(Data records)
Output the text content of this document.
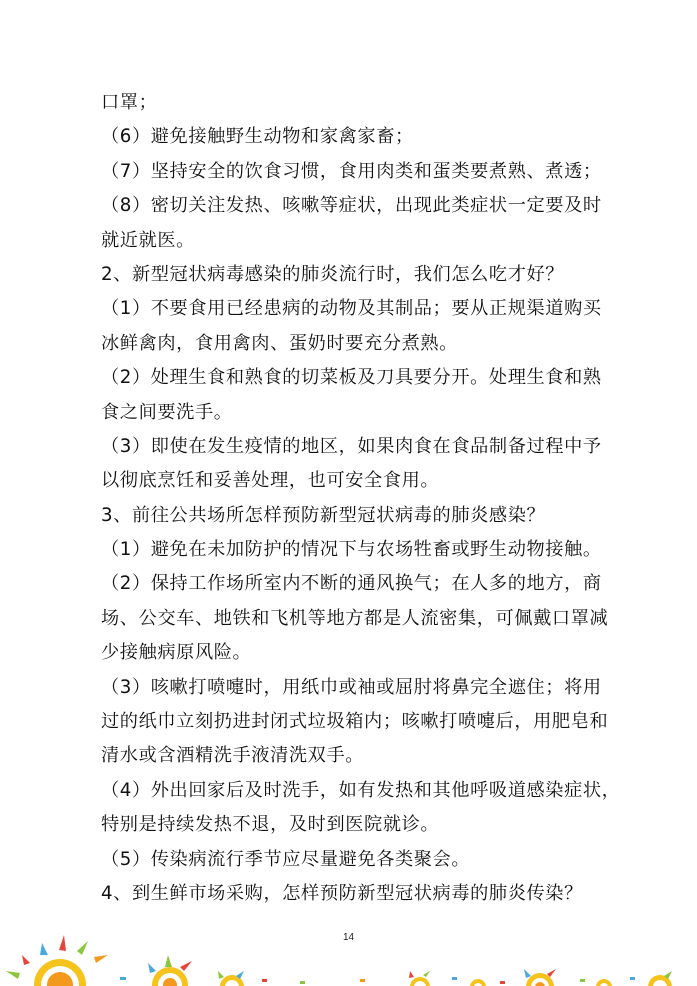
口罩；
（6）避免接触野生动物和家禽家畜；
（7）坚持安全的饮食习惯，食用肉类和蛋类要煮熟、煮透；
（8）密切关注发热、咳嗽等症状，出现此类症状一定要及时
就近就医。
2、新型冠状病毒感染的肺炎流行时，我们怎么吃才好？
（1）不要食用已经患病的动物及其制品；要从正规渠道购买
冰鲜禽肉，食用禽肉、蛋奶时要充分煮熟。
（2）处理生食和熟食的切菜板及刀具要分开。处理生食和熟
食之间要洗手。
（3）即使在发生疫情的地区，如果肉食在食品制备过程中予
以彻底烹饪和妥善处理，也可安全食用。
3、前往公共场所怎样预防新型冠状病毒的肺炎感染？
（1）避免在未加防护的情况下与农场牲畜或野生动物接触。
（2）保持工作场所室内不断的通风换气；在人多的地方，商
场、公交车、地铁和飞机等地方都是人流密集，可佩戴口罩减
少接触病原风险。
（3）咳嗽打喷嚏时，用纸巾或袖或屈肘将鼻完全遮住；将用
过的纸巾立刻扔进封闭式垃圾箱内；咳嗽打喷嚏后，用肥皂和
清水或含酒精洗手液清洗双手。
（4）外出回家后及时洗手，如有发热和其他呼吸道感染症状，
特别是持续发热不退，及时到医院就诊。
（5）传染病流行季节应尽量避免各类聚会。
4、到生鲜市场采购，怎样预防新型冠状病毒的肺炎传染？
14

## Prompt
Repeat the listing in full and exactly. Do not include any images.

## Exercise solution
Output the text content of this document.
口罩；
（6）避免接触野生动物和家禽家畜；
（7）坚持安全的饮食习惯，食用肉类和蛋类要煮熟、煮透；
（8）密切关注发热、咳嗽等症状，出现此类症状一定要及时
就近就医。
2、新型冠状病毒感染的肺炎流行时，我们怎么吃才好？
（1）不要食用已经患病的动物及其制品；要从正规渠道购买
冰鲜禽肉，食用禽肉、蛋奶时要充分煮熟。
（2）处理生食和熟食的切菜板及刀具要分开。处理生食和熟
食之间要洗手。
（3）即使在发生疫情的地区，如果肉食在食品制备过程中予
以彻底烹饪和妥善处理，也可安全食用。
3、前往公共场所怎样预防新型冠状病毒的肺炎感染？
（1）避免在未加防护的情况下与农场牲畜或野生动物接触。
（2）保持工作场所室内不断的通风换气；在人多的地方，商
场、公交车、地铁和飞机等地方都是人流密集，可佩戴口罩减
少接触病原风险。
（3）咳嗽打喷嚏时，用纸巾或袖或屈肘将鼻完全遮住；将用
过的纸巾立刻扔进封闭式垃圾箱内；咳嗽打喷嚏后，用肥皂和
清水或含酒精洗手液清洗双手。
（4）外出回家后及时洗手，如有发热和其他呼吸道感染症状，
特别是持续发热不退，及时到医院就诊。
（5）传染病流行季节应尽量避免各类聚会。
4、到生鲜市场采购，怎样预防新型冠状病毒的肺炎传染？
14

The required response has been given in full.